[Stored data]
[START]

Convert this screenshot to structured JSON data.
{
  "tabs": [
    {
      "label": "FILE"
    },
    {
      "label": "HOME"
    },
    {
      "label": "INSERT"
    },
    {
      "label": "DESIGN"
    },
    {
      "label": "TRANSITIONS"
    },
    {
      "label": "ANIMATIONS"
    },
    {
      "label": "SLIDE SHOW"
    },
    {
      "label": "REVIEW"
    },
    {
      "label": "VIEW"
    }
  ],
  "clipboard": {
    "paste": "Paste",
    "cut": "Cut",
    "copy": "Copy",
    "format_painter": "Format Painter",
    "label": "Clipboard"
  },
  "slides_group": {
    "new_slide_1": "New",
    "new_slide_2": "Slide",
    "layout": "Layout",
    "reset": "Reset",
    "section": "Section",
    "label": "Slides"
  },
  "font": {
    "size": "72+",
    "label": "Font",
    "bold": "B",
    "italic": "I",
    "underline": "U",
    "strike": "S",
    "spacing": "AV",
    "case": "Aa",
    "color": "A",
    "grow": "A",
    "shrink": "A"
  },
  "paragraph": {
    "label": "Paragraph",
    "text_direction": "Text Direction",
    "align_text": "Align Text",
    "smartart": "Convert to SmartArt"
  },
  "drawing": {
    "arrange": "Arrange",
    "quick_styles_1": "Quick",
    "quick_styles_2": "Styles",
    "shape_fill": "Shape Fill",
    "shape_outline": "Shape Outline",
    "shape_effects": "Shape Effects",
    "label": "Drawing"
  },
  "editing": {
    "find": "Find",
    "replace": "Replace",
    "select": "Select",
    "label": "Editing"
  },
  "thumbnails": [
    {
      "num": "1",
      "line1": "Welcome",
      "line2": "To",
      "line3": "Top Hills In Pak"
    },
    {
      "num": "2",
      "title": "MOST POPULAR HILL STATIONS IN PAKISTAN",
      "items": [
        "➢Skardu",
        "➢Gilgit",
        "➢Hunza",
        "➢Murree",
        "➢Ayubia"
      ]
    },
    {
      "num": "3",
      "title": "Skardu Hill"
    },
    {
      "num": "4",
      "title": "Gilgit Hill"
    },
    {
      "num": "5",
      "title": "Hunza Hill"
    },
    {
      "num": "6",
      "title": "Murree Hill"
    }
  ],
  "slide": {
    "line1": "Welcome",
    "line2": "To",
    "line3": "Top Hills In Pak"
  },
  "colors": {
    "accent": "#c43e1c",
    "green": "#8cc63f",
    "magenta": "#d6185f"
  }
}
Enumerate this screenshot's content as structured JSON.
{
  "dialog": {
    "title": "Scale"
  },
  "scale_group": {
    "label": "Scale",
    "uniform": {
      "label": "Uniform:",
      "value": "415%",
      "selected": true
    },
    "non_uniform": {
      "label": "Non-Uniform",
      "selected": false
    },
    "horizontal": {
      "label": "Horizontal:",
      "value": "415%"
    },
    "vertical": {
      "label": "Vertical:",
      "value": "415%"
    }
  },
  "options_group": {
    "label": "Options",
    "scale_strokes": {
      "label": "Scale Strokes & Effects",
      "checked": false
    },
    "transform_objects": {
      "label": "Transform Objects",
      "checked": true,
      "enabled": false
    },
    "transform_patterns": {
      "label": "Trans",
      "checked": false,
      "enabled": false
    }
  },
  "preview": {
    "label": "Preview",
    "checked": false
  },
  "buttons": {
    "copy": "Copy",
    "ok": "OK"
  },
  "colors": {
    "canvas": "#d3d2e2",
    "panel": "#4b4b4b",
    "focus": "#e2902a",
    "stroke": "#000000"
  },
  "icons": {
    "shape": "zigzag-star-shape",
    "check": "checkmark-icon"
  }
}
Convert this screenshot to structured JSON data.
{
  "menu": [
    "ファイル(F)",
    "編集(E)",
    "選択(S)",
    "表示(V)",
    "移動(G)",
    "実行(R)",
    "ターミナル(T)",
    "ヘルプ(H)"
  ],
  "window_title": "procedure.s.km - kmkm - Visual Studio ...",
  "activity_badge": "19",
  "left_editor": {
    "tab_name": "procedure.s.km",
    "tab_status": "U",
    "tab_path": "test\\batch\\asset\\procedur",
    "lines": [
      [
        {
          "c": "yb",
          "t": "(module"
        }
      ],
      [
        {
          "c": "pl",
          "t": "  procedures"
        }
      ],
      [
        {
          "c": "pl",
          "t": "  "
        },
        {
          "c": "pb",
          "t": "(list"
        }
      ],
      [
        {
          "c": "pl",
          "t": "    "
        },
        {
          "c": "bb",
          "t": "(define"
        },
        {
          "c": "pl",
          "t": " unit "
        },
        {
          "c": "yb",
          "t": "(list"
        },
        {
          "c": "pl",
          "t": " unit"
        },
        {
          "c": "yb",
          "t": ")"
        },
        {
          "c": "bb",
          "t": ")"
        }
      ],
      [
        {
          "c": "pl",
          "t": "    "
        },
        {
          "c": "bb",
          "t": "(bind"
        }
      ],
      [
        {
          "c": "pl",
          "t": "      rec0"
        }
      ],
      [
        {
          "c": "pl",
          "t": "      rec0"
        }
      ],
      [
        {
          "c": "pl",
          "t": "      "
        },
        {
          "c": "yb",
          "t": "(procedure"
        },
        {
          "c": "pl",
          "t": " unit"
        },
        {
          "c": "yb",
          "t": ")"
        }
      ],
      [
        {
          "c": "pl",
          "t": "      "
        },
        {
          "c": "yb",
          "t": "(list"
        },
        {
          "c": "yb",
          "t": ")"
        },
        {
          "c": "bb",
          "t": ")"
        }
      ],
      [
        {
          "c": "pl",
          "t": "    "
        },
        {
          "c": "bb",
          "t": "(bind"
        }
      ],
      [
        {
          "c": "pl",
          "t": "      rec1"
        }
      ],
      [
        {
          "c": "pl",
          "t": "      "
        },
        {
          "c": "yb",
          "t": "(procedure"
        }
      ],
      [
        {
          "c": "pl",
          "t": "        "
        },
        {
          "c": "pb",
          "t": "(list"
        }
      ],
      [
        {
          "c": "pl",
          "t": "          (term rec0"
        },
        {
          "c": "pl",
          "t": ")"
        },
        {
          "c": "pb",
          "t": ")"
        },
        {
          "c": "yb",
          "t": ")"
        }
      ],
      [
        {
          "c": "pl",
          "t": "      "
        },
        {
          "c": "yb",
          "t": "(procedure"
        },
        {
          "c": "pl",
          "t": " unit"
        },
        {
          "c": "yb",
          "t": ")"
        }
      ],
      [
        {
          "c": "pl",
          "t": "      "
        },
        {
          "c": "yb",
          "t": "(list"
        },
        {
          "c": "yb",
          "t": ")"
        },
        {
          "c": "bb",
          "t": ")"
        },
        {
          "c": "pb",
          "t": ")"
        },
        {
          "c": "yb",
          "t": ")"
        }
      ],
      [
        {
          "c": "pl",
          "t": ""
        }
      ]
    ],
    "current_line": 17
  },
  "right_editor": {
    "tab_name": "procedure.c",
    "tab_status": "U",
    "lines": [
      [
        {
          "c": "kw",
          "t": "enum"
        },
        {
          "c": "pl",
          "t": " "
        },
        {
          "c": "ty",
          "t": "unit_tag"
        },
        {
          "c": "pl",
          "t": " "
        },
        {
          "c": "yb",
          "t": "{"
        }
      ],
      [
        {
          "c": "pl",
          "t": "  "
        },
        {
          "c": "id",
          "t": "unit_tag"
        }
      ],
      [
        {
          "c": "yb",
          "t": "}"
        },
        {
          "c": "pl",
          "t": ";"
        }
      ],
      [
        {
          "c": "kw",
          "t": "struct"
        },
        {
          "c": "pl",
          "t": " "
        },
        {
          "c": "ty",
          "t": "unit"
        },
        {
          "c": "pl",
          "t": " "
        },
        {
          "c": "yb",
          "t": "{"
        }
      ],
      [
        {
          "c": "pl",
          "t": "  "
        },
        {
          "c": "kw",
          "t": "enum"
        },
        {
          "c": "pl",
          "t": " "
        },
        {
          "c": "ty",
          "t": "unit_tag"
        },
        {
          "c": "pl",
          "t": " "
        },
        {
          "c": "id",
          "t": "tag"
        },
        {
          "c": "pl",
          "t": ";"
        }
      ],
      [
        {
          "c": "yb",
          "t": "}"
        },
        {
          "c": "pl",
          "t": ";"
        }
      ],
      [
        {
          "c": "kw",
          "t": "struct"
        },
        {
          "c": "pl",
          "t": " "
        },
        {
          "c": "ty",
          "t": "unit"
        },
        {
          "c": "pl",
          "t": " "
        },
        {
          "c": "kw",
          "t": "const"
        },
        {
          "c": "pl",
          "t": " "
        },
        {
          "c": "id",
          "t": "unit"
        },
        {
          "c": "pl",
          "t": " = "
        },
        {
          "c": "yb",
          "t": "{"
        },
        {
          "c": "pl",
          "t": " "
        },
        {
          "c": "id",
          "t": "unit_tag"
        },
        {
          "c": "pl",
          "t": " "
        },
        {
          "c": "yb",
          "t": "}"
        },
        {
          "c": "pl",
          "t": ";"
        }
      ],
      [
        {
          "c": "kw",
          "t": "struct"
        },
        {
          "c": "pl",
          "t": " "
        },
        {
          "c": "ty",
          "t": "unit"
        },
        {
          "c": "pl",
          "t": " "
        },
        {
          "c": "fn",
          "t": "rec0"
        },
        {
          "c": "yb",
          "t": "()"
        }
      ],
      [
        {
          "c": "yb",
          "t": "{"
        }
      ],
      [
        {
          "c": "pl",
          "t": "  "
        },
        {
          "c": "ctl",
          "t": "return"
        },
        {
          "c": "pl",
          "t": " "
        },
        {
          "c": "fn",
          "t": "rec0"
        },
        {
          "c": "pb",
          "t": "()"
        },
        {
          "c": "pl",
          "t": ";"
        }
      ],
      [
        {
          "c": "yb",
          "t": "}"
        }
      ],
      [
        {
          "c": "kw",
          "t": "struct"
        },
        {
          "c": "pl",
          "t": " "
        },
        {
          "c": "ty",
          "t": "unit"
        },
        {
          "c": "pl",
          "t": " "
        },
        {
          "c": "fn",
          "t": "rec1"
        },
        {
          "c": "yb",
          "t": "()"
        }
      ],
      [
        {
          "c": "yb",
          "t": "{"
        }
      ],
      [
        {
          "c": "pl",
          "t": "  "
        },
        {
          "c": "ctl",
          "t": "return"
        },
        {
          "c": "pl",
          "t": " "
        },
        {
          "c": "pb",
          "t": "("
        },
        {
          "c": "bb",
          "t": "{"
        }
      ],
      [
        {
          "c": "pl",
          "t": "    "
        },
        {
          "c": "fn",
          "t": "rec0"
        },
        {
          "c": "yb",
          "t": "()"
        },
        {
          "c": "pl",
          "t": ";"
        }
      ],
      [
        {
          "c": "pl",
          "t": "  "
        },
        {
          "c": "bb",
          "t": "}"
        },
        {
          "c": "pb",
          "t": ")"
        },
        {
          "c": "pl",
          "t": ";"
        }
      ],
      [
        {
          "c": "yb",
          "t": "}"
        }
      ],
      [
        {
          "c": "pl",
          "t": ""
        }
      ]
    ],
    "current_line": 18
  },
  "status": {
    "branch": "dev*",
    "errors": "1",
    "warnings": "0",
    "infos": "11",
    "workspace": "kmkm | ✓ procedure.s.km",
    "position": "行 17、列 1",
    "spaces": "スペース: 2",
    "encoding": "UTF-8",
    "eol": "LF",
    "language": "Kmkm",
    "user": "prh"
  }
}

[END]

Directions> Each line that has the word "Effects" should be copied.

Worked answer>
    "shape_effects": "Shape Effects",
      "label": "Scale Strokes & Effects",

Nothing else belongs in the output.